---- Supplied records

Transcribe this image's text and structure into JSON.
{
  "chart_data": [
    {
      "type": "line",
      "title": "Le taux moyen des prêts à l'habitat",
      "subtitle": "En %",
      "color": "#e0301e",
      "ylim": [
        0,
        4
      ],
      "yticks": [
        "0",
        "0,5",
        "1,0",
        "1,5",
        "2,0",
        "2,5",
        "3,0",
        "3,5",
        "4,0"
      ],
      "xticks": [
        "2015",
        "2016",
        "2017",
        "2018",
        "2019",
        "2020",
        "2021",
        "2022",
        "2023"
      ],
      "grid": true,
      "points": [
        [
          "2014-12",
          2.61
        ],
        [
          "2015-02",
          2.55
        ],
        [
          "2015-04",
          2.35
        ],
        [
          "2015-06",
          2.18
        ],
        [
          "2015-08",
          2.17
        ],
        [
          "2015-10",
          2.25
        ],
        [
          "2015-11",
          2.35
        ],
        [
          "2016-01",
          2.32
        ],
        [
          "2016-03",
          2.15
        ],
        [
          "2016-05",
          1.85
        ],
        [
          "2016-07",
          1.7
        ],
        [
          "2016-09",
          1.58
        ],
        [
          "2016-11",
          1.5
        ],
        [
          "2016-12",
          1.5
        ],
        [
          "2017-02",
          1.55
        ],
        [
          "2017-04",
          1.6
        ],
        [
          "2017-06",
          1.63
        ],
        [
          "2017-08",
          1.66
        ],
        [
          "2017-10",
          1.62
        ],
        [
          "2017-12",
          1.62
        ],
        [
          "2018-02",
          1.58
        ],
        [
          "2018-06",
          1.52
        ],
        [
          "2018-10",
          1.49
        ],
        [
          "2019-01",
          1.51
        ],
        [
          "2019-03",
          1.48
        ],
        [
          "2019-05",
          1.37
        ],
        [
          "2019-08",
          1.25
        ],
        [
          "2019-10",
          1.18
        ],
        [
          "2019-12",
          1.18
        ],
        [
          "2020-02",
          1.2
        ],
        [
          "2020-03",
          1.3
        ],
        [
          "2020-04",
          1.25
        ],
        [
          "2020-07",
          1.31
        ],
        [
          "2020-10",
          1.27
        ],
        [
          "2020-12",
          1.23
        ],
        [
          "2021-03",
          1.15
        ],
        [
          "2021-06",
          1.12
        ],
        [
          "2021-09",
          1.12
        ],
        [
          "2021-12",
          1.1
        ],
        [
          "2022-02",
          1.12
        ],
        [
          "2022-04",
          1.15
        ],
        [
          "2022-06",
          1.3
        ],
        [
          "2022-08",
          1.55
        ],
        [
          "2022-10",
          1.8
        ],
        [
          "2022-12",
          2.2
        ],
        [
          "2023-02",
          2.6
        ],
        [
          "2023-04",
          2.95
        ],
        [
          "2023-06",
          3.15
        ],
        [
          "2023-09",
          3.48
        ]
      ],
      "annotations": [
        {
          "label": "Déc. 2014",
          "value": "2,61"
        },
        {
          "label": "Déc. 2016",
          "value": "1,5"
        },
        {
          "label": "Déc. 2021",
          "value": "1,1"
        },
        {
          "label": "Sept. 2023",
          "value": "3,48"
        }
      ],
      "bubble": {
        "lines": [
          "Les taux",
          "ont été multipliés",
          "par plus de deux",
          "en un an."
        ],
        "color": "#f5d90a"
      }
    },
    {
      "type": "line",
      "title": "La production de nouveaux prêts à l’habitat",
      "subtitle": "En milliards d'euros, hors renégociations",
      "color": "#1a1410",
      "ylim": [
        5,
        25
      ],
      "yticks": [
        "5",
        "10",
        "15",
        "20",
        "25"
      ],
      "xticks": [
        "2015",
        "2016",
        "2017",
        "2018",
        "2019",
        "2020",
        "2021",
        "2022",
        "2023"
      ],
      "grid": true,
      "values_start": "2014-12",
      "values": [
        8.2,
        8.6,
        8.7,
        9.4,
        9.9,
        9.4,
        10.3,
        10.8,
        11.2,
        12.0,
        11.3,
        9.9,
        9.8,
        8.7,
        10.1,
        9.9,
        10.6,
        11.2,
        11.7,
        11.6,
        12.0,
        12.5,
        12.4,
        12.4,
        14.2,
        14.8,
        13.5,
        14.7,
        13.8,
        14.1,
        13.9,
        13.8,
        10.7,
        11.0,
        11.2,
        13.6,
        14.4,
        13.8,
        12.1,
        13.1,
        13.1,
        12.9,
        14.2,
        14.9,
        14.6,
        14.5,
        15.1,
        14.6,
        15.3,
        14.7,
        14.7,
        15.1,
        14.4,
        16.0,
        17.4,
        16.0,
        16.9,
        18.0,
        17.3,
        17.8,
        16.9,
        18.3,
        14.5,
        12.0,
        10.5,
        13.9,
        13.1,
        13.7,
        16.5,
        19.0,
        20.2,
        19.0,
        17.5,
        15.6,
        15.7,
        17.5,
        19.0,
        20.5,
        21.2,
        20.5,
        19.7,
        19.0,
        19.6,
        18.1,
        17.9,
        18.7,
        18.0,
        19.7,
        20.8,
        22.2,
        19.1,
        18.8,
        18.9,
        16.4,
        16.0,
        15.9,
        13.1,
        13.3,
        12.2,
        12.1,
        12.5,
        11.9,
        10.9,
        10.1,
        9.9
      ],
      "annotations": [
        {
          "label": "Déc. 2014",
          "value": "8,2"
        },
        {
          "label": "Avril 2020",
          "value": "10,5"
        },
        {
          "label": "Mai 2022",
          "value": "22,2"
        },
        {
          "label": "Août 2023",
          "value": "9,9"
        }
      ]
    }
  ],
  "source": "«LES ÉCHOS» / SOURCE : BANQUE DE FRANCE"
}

--------

Exercise description:
Output the lines above verbatim and in full.

Written answer:
Transcribe this image's text and structure into JSON.
{
  "chart_data": [
    {
      "type": "line",
      "title": "Le taux moyen des prêts à l'habitat",
      "subtitle": "En %",
      "color": "#e0301e",
      "ylim": [
        0,
        4
      ],
      "yticks": [
        "0",
        "0,5",
        "1,0",
        "1,5",
        "2,0",
        "2,5",
        "3,0",
        "3,5",
        "4,0"
      ],
      "xticks": [
        "2015",
        "2016",
        "2017",
        "2018",
        "2019",
        "2020",
        "2021",
        "2022",
        "2023"
      ],
      "grid": true,
      "points": [
        [
          "2014-12",
          2.61
        ],
        [
          "2015-02",
          2.55
        ],
        [
          "2015-04",
          2.35
        ],
        [
          "2015-06",
          2.18
        ],
        [
          "2015-08",
          2.17
        ],
        [
          "2015-10",
          2.25
        ],
        [
          "2015-11",
          2.35
        ],
        [
          "2016-01",
          2.32
        ],
        [
          "2016-03",
          2.15
        ],
        [
          "2016-05",
          1.85
        ],
        [
          "2016-07",
          1.7
        ],
        [
          "2016-09",
          1.58
        ],
        [
          "2016-11",
          1.5
        ],
        [
          "2016-12",
          1.5
        ],
        [
          "2017-02",
          1.55
        ],
        [
          "2017-04",
          1.6
        ],
        [
          "2017-06",
          1.63
        ],
        [
          "2017-08",
          1.66
        ],
        [
          "2017-10",
          1.62
        ],
        [
          "2017-12",
          1.62
        ],
        [
          "2018-02",
          1.58
        ],
        [
          "2018-06",
          1.52
        ],
        [
          "2018-10",
          1.49
        ],
        [
          "2019-01",
          1.51
        ],
        [
          "2019-03",
          1.48
        ],
        [
          "2019-05",
          1.37
        ],
        [
          "2019-08",
          1.25
        ],
        [
          "2019-10",
          1.18
        ],
        [
          "2019-12",
          1.18
        ],
        [
          "2020-02",
          1.2
        ],
        [
          "2020-03",
          1.3
        ],
        [
          "2020-04",
          1.25
        ],
        [
          "2020-07",
          1.31
        ],
        [
          "2020-10",
          1.27
        ],
        [
          "2020-12",
          1.23
        ],
        [
          "2021-03",
          1.15
        ],
        [
          "2021-06",
          1.12
        ],
        [
          "2021-09",
          1.12
        ],
        [
          "2021-12",
          1.1
        ],
        [
          "2022-02",
          1.12
        ],
        [
          "2022-04",
          1.15
        ],
        [
          "2022-06",
          1.3
        ],
        [
          "2022-08",
          1.55
        ],
        [
          "2022-10",
          1.8
        ],
        [
          "2022-12",
          2.2
        ],
        [
          "2023-02",
          2.6
        ],
        [
          "2023-04",
          2.95
        ],
        [
          "2023-06",
          3.15
        ],
        [
          "2023-09",
          3.48
        ]
      ],
      "annotations": [
        {
          "label": "Déc. 2014",
          "value": "2,61"
        },
        {
          "label": "Déc. 2016",
          "value": "1,5"
        },
        {
          "label": "Déc. 2021",
          "value": "1,1"
        },
        {
          "label": "Sept. 2023",
          "value": "3,48"
        }
      ],
      "bubble": {
        "lines": [
          "Les taux",
          "ont été multipliés",
          "par plus de deux",
          "en un an."
        ],
        "color": "#f5d90a"
      }
    },
    {
      "type": "line",
      "title": "La production de nouveaux prêts à l’habitat",
      "subtitle": "En milliards d'euros, hors renégociations",
      "color": "#1a1410",
      "ylim": [
        5,
        25
      ],
      "yticks": [
        "5",
        "10",
        "15",
        "20",
        "25"
      ],
      "xticks": [
        "2015",
        "2016",
        "2017",
        "2018",
        "2019",
        "2020",
        "2021",
        "2022",
        "2023"
      ],
      "grid": true,
      "values_start": "2014-12",
      "values": [
        8.2,
        8.6,
        8.7,
        9.4,
        9.9,
        9.4,
        10.3,
        10.8,
        11.2,
        12.0,
        11.3,
        9.9,
        9.8,
        8.7,
        10.1,
        9.9,
        10.6,
        11.2,
        11.7,
        11.6,
        12.0,
        12.5,
        12.4,
        12.4,
        14.2,
        14.8,
        13.5,
        14.7,
        13.8,
        14.1,
        13.9,
        13.8,
        10.7,
        11.0,
        11.2,
        13.6,
        14.4,
        13.8,
        12.1,
        13.1,
        13.1,
        12.9,
        14.2,
        14.9,
        14.6,
        14.5,
        15.1,
        14.6,
        15.3,
        14.7,
        14.7,
        15.1,
        14.4,
        16.0,
        17.4,
        16.0,
        16.9,
        18.0,
        17.3,
        17.8,
        16.9,
        18.3,
        14.5,
        12.0,
        10.5,
        13.9,
        13.1,
        13.7,
        16.5,
        19.0,
        20.2,
        19.0,
        17.5,
        15.6,
        15.7,
        17.5,
        19.0,
        20.5,
        21.2,
        20.5,
        19.7,
        19.0,
        19.6,
        18.1,
        17.9,
        18.7,
        18.0,
        19.7,
        20.8,
        22.2,
        19.1,
        18.8,
        18.9,
        16.4,
        16.0,
        15.9,
        13.1,
        13.3,
        12.2,
        12.1,
        12.5,
        11.9,
        10.9,
        10.1,
        9.9
      ],
      "annotations": [
        {
          "label": "Déc. 2014",
          "value": "8,2"
        },
        {
          "label": "Avril 2020",
          "value": "10,5"
        },
        {
          "label": "Mai 2022",
          "value": "22,2"
        },
        {
          "label": "Août 2023",
          "value": "9,9"
        }
      ]
    }
  ],
  "source": "«LES ÉCHOS» / SOURCE : BANQUE DE FRANCE"
}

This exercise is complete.